• **TASK DESCRIPTION**: Going through the material below, please gather all lines with the word "Armature" in them.
─── EXCERPTED RECORDS ───
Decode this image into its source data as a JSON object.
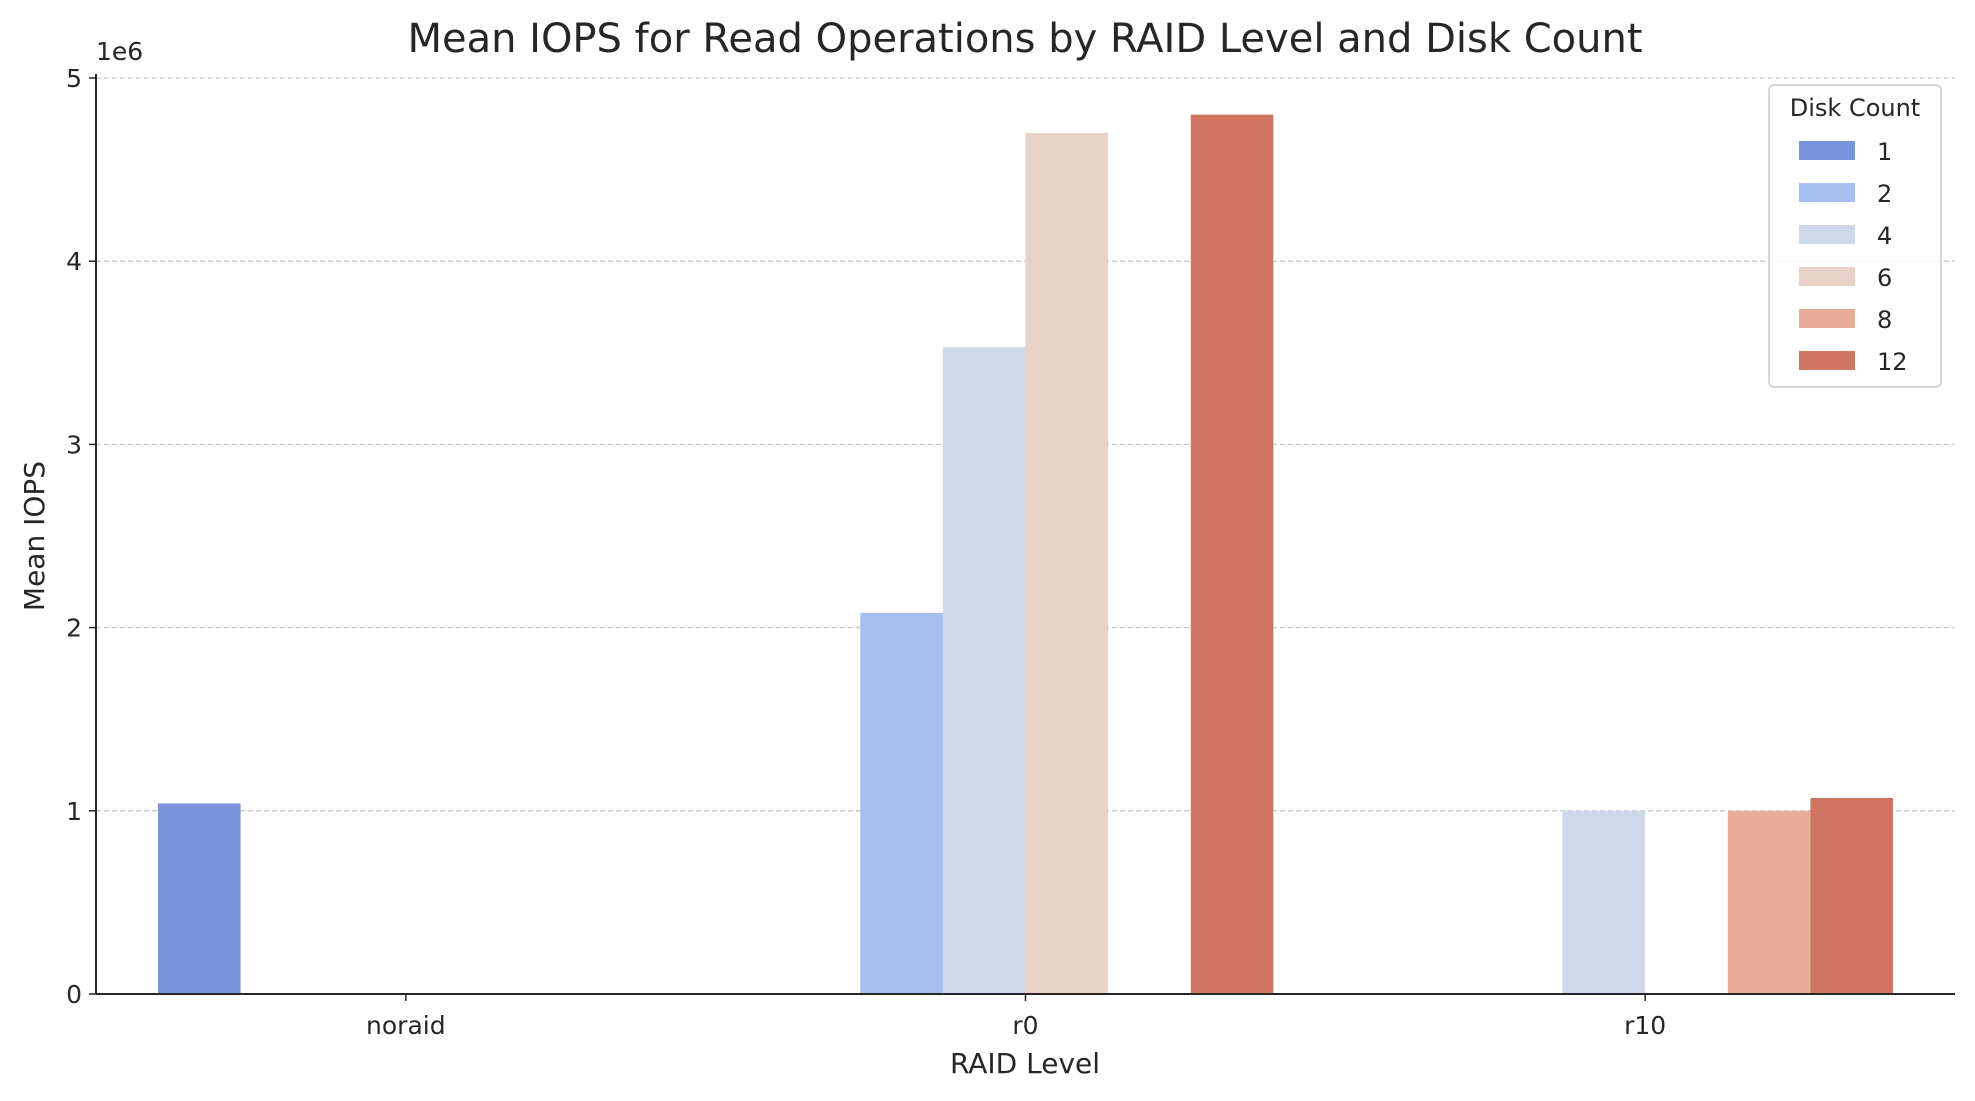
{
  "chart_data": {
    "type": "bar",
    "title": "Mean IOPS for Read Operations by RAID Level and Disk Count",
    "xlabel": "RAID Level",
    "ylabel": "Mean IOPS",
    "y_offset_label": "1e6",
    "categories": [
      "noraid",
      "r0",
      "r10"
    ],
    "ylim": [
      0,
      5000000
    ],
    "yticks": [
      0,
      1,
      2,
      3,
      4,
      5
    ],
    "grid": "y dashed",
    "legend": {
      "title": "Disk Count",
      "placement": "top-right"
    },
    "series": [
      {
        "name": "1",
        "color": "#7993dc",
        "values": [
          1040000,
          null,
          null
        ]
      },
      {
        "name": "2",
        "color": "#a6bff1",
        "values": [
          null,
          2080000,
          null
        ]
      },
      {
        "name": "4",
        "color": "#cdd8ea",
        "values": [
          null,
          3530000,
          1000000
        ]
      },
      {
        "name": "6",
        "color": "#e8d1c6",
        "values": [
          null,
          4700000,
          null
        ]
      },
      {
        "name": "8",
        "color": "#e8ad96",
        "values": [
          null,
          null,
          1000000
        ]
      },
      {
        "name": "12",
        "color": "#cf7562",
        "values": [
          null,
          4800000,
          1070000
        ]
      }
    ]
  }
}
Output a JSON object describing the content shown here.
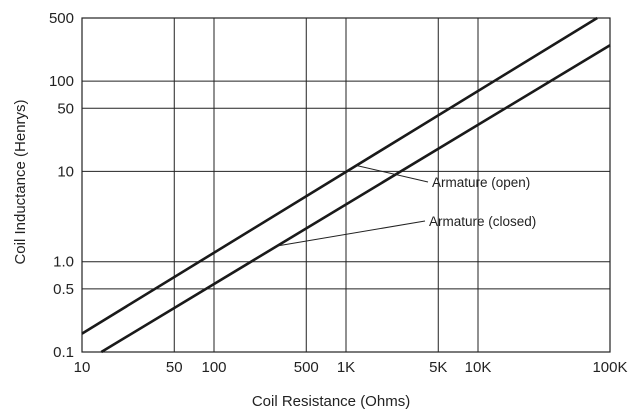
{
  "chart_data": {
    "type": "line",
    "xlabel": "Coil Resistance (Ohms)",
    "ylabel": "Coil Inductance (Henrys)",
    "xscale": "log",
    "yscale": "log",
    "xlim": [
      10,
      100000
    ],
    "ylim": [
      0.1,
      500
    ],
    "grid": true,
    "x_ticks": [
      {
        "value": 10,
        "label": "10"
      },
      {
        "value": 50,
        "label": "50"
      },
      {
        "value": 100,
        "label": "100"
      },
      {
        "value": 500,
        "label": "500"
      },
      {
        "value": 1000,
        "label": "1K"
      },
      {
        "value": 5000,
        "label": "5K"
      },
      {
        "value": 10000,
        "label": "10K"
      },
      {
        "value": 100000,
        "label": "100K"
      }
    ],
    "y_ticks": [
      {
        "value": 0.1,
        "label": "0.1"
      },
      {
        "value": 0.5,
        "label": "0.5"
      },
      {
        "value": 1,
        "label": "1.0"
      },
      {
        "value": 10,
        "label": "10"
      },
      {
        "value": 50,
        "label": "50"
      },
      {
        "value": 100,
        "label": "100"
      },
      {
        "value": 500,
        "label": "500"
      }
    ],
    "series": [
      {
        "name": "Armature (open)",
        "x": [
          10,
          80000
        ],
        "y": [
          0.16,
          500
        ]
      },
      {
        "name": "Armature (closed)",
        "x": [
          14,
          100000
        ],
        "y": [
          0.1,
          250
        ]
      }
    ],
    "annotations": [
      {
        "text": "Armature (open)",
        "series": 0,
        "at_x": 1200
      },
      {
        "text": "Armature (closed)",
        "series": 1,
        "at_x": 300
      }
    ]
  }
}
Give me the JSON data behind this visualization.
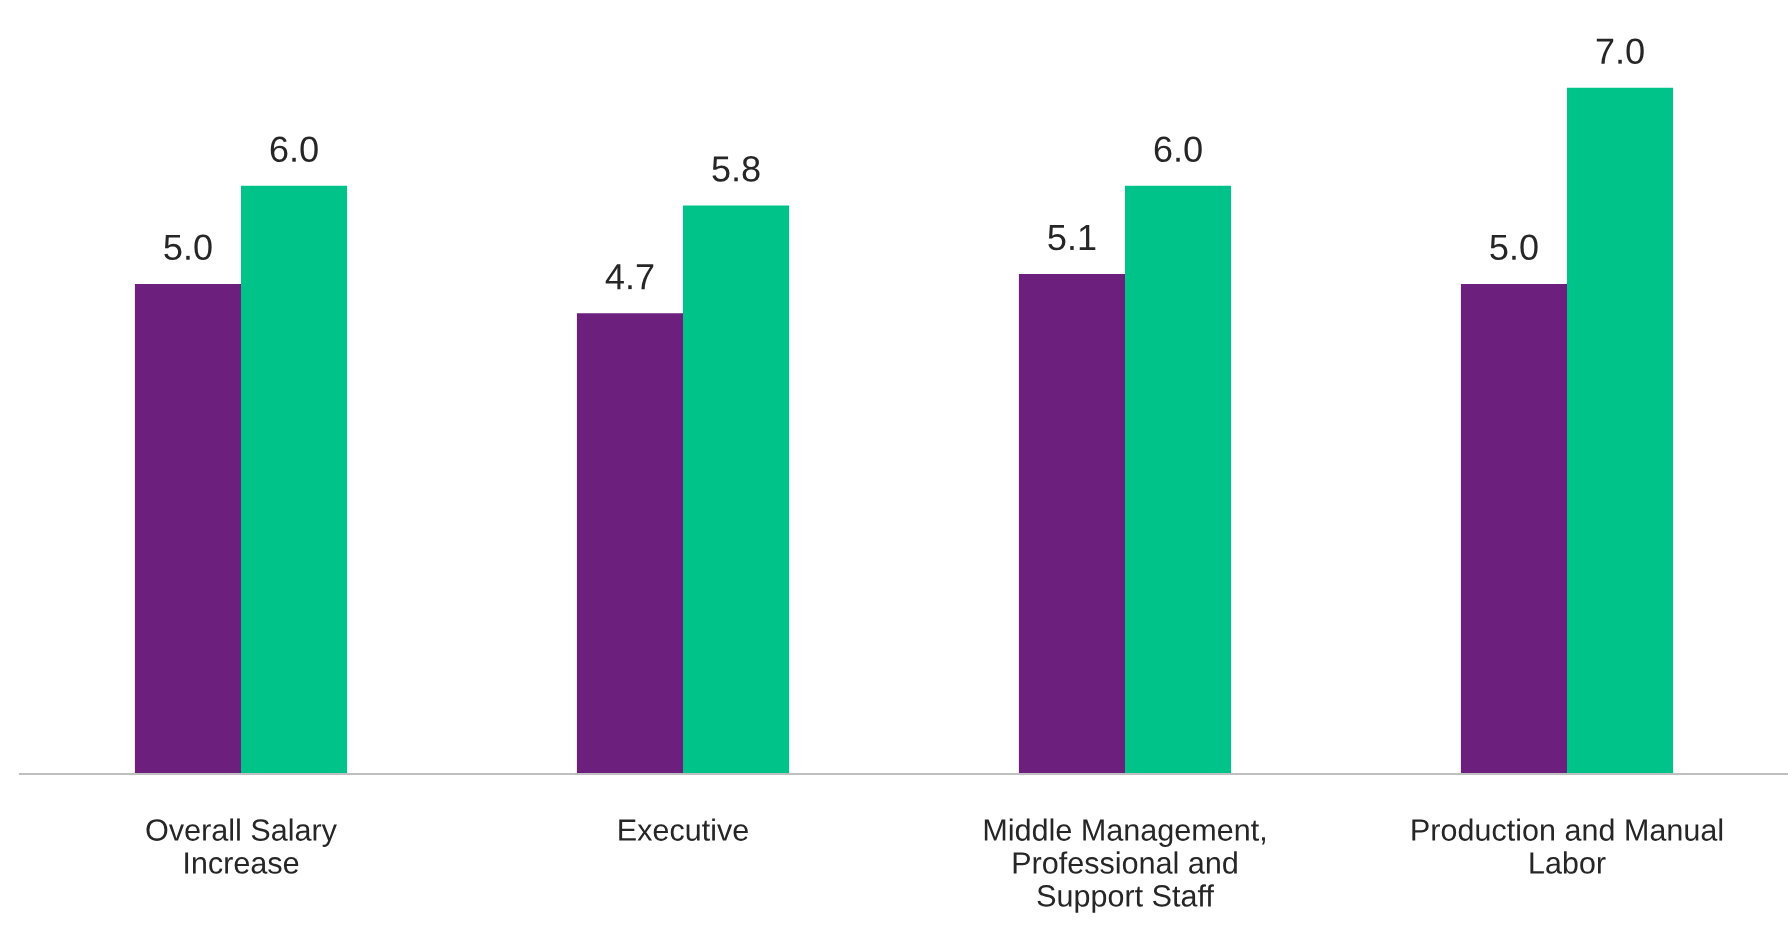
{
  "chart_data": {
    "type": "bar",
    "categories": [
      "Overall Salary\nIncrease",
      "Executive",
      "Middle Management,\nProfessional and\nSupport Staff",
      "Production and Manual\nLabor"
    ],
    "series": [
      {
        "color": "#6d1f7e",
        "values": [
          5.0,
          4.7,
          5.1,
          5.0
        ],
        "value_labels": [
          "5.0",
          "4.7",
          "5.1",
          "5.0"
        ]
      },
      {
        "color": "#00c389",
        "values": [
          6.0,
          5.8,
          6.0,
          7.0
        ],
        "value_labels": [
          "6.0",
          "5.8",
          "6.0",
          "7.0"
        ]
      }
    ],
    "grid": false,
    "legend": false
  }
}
───
• **RESULT BELOW**:
        "name": "Armature (open)",
        "name": "Armature (closed)",
        "text": "Armature (open)",
        "text": "Armature (closed)",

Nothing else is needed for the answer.